### [Okuma Parçası]
Bütün bu olumsuz gelişmelerin, Atatürk ilkeleri ile ne denli bağdaşmaz olduğu kolayca görülebilir. Onun zamanında ne yapılmışsa yıkılmış, ne yapılmışsa tersine çevrilmiştir. Atatürk’ün “tam bağımsızlık” ilkesini birkaç yurtsever aydından başka anımsayan ve anımsatan kalmamıştır. O yurtseverleri “bekleyen ise cezalandırılmak, hapishanelerde gün doldurmak” olmuştur (Yetkin, 2002:337). 

Sonuçtan iki taraf da memnundur: İsmet Paşa ve takımı da, Amerika da! 

Plan eksiksiz uygulanmış, hedefe ulaşılmıştır. 

Türkiye artık ABD yörüngesindedir.
 

XIII) İlmikler Atılıyor: İkili Antlaşmalar 

Eğer uygulanan planı, yani “Türkiye’yi yeniden sömürgeleştirme” planını bir ağa benzetirsek, ağın ilmikleri ard arda gelen, sırasıyla 1945, 1946 ve 1947’de imzalanan üç antlaşma ile atılmıştır. 

A) 1945 Antlaşması: ABD ile Türkiye arasındaki ilk yardım antlaşmasıdır, 23 Şubat 1945’te imzalanmıştır. Antlaşma ABD’nin, “Ödünç Verme ve Kiralama Kanunu” çerçevesinde savaş sırasında Türkiye’ye verdiği savaş araç ve gereçleri ile ilgilidir. İki maddesi önemlidir: 

• Verilen silahlar, araç ve gereçler Türkiye’nin malı değildir, gerektiğinde geri istenebilir (5. madde). 

• Türkiye Cumhuriyeti Hükümeti sağlamakla görevli bulunduğu ve müsaade edebileceği hizmetleri, kolaylıkları ya da bilgileri ABD’ye temin edecektir (2. madde). 

Bu maddelerin anlamı şu: Savaş malzemesinin mülkiyeti ABD’ye aittir. Türkiye bunları yalnızca ödünç almıştır. Karşılığında ise Amerika’ya her türlü hizmeti, kolaylığı ya da bilgiyi temin edecektir. Örnekler: Hava meydanları, limanlar ve yolların Amerikalılar tarafından kullanılması, Amerikalıların Türkiye’de üs ve tesis kurması… “Bu madde ile Türk Hükümeti, nerede başlayıp nerede biteceği belli olmayan çok geniş bir yükümlülük altına girmiş bulunmaktadır... Amerika’nın bu antlaşmayı basamak yaparak, bundan sonraki antlaşmalarda daha fazla imtiyazlar, haklar ve tavizler kopardığı... görülecektir”(Yetkin, 2002: 349). 

B) 1946 Antlaşması: İkinci yardım antlaşmasıdır. TBMM tarafından 27 Şubat 1946’da onaylanmıştır. Antlaşma ile, ABD Türkiye’ye 10 milyon dolar kredi açmaktadır. Kredi 10 yılda geri ödenecektir.

### [Çıkarılan kayıtlar]

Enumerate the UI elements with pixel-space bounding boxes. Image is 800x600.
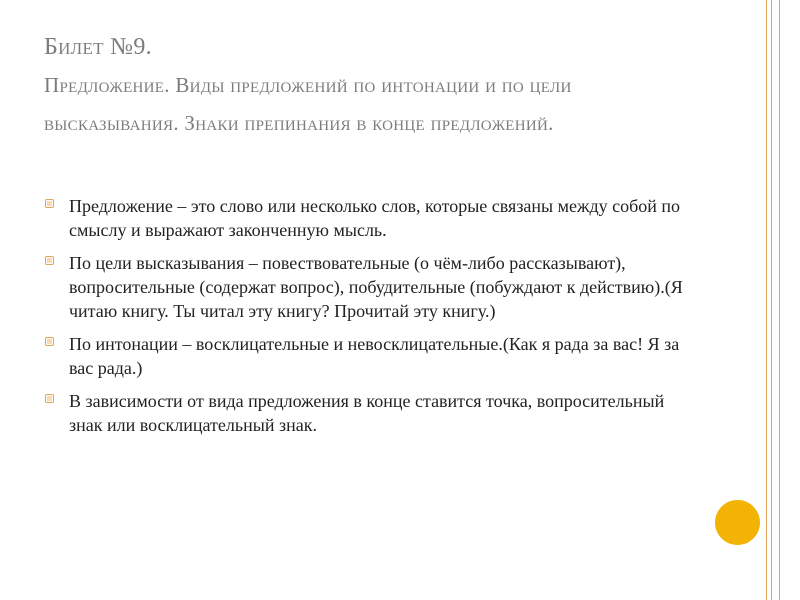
bullet-text: По интонации – восклицательные и невосклицательные.(Как я рада за вас! Я за вас рада.) <box>69 334 680 378</box>
bullet-icon <box>44 391 56 409</box>
decorative-line <box>771 0 772 600</box>
slide-title <box>44 28 694 142</box>
title-ticket-number: Билет №9. <box>44 34 152 60</box>
bullet-text: В зависимости от вида предложения в конце ставится точка, вопросительный знак или восклицательный знак. <box>69 391 665 435</box>
list-item <box>44 332 684 380</box>
list-item <box>44 389 684 437</box>
title-topic: Предложение. Виды предложений по интонации и по цели высказывания. Знаки препинания в конце предложений. <box>44 73 572 135</box>
bullet-icon <box>44 334 56 352</box>
decorative-circle-icon <box>713 498 762 547</box>
bullet-text: Предложение – это слово или несколько слов, которые связаны между собой по смыслу и выражают законченную мысль. <box>69 196 681 240</box>
list-item <box>44 194 684 242</box>
bullet-text: По цели высказывания – повествовательные (о чём-либо рассказывают), вопросительные (содержат вопрос), побудительные (побуждают к действию).(Я читаю книгу. Ты читал эту книгу? Прочитай эту книгу.) <box>69 253 683 321</box>
bullet-list <box>44 194 684 446</box>
decorative-line <box>766 0 767 600</box>
decorative-line <box>779 0 780 600</box>
list-item <box>44 251 684 323</box>
bullet-icon <box>44 196 56 214</box>
bullet-icon <box>44 253 56 271</box>
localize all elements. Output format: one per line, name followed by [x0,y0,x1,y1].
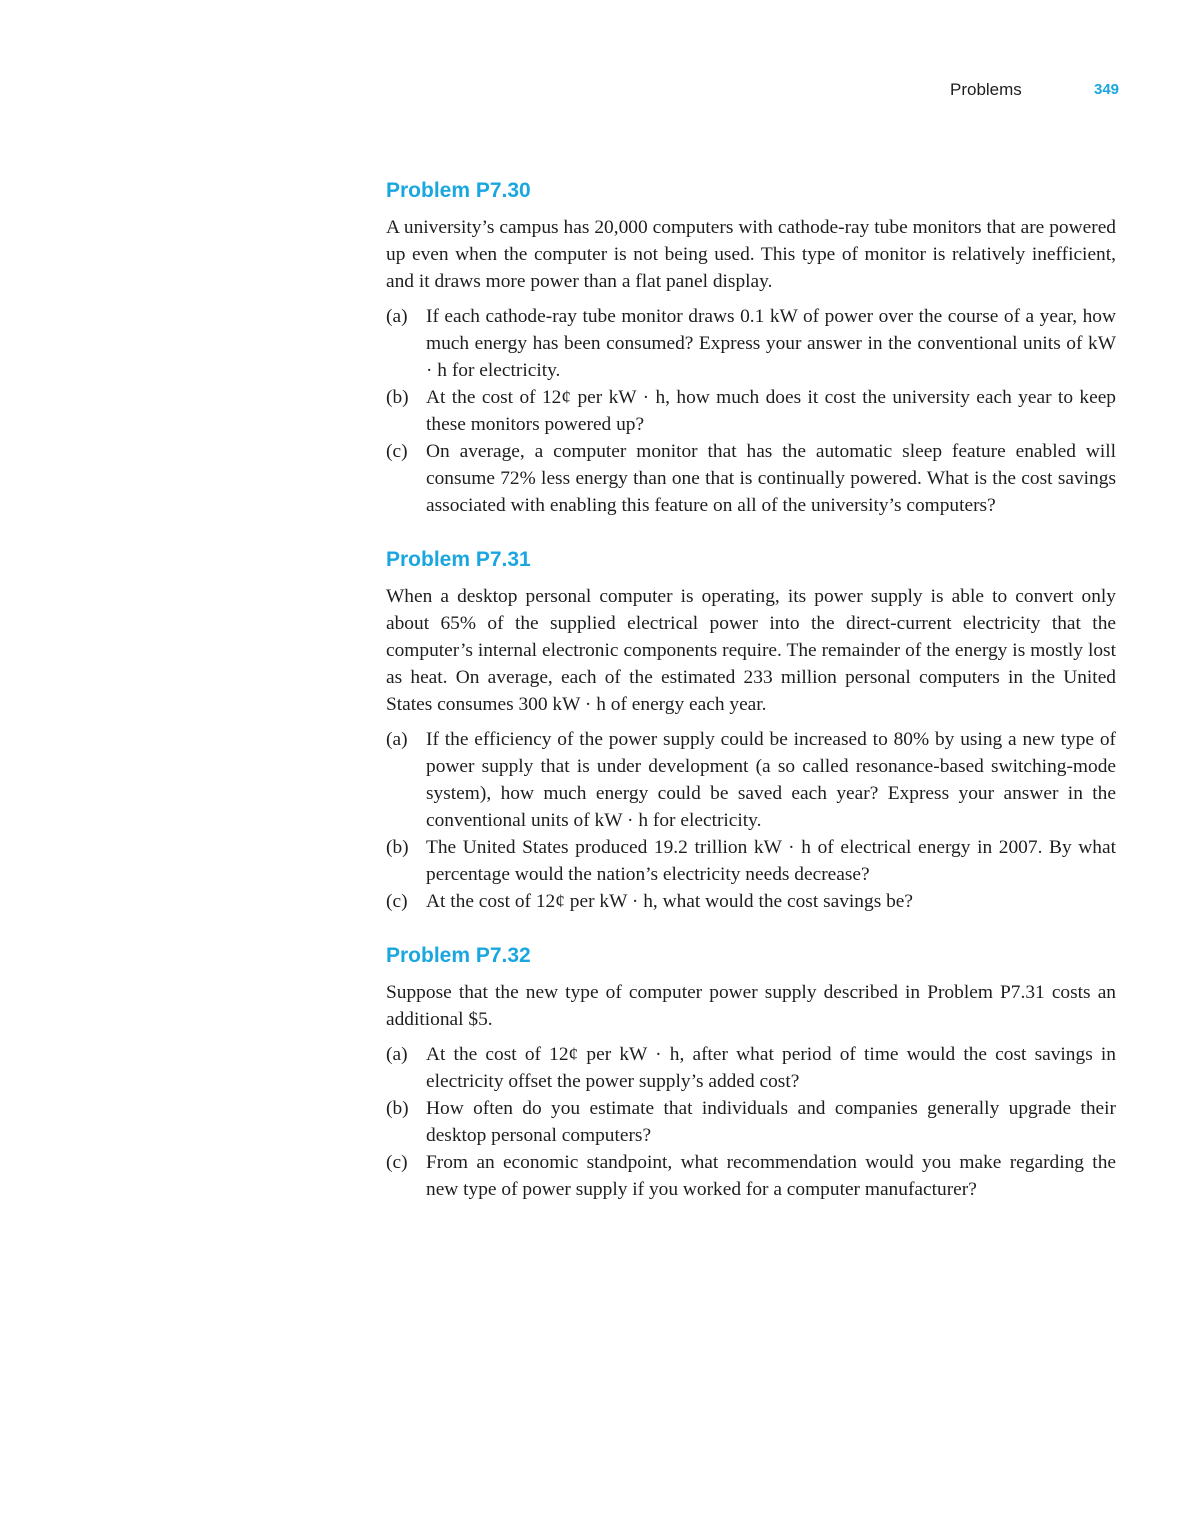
problem-parts [386,303,1116,519]
part-text: If each cathode-ray tube monitor draws 0.1 kW of power over the course of a year, how much energy has been consumed? Express your answer in the conventional units of kW · h for electricity. [426,306,1116,381]
problem-part-a [386,1041,1116,1095]
problem-part-c [386,888,1116,915]
problem-part-c [386,1149,1116,1203]
part-text: How often do you estimate that individuals and companies generally upgrade their desktop personal computers? [426,1098,1116,1146]
problem-title: Problem P7.32 [386,944,531,967]
problem-p7-31 [386,545,1116,915]
part-text: From an economic standpoint, what recommendation would you make regarding the new type of power supply if you worked for a computer manufacturer? [426,1152,1116,1200]
running-head [0,80,1200,102]
problem-parts [386,1041,1116,1203]
problem-title: Problem P7.30 [386,179,531,202]
part-label: (b) [386,387,409,408]
problem-statement: A university’s campus has 20,000 computers with cathode-ray tube monitors that are powered up even when the computer is not being used. This type of monitor is relatively inefficient, and it draws more power than a flat panel display. [386,217,1116,292]
problem-part-c [386,438,1116,519]
problems-column [386,176,1116,1229]
part-label: (b) [386,1098,409,1119]
problem-part-b [386,384,1116,438]
part-label: (c) [386,891,408,912]
problem-part-a [386,303,1116,384]
problem-statement: Suppose that the new type of computer power supply described in Problem P7.31 costs an additional $5. [386,982,1116,1030]
part-label: (a) [386,1044,408,1065]
problem-part-b [386,1095,1116,1149]
problem-statement: When a desktop personal computer is operating, its power supply is able to convert only about 65% of the supplied electrical power into the direct-current electricity that the computer’s internal electronic components require. The remainder of the energy is mostly lost as heat. On average, each of the estimated 233 million personal computers in the United States consumes 300 kW · h of energy each year. [386,586,1116,715]
part-label: (a) [386,729,408,750]
part-text: The United States produced 19.2 trillion kW · h of electrical energy in 2007. By what percentage would the nation’s electricity needs decrease? [426,837,1116,885]
part-label: (b) [386,837,409,858]
part-label: (a) [386,306,408,327]
problem-title: Problem P7.31 [386,548,531,571]
problem-p7-30 [386,176,1116,519]
part-text: On average, a computer monitor that has the automatic sleep feature enabled will consume 72% less energy than one that is continually powered. What is the cost savings associated with enabling this feature on all of the university’s computers? [426,441,1116,516]
page-number: 349 [1094,81,1120,98]
part-text: If the efficiency of the power supply could be increased to 80% by using a new type of power supply that is under development (a so called resonance-based switching-mode system), how much energy could be saved each year? Express your answer in the conventional units of kW · h for electricity. [426,729,1116,831]
part-text: At the cost of 12¢ per kW · h, what would the cost savings be? [426,891,914,912]
part-text: At the cost of 12¢ per kW · h, after what period of time would the cost savings in electricity offset the power supply’s added cost? [426,1044,1116,1092]
problem-parts [386,726,1116,915]
running-head-title: Problems [950,80,1022,99]
problem-p7-32 [386,941,1116,1203]
problem-part-b [386,834,1116,888]
part-label: (c) [386,1152,408,1173]
part-text: At the cost of 12¢ per kW · h, how much does it cost the university each year to keep these monitors powered up? [426,387,1116,435]
part-label: (c) [386,441,408,462]
problem-part-a [386,726,1116,834]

### [Görev]
Lütfen okuma parçasında "Eğer uygulanan planı, yani" ile başlayıp "antlaşma ile atılmıştır." ile biten bölümü hiçbir değişiklik yapmadan yazın.

### [Çözüm aşağıda]
Eğer uygulanan planı, yani “Türkiye’yi yeniden sömürgeleştirme” planını bir ağa benzetirsek, ağın ilmikleri ard arda gelen, sırasıyla 1945, 1946 ve 1947’de imzalanan üç antlaşma ile atılmıştır.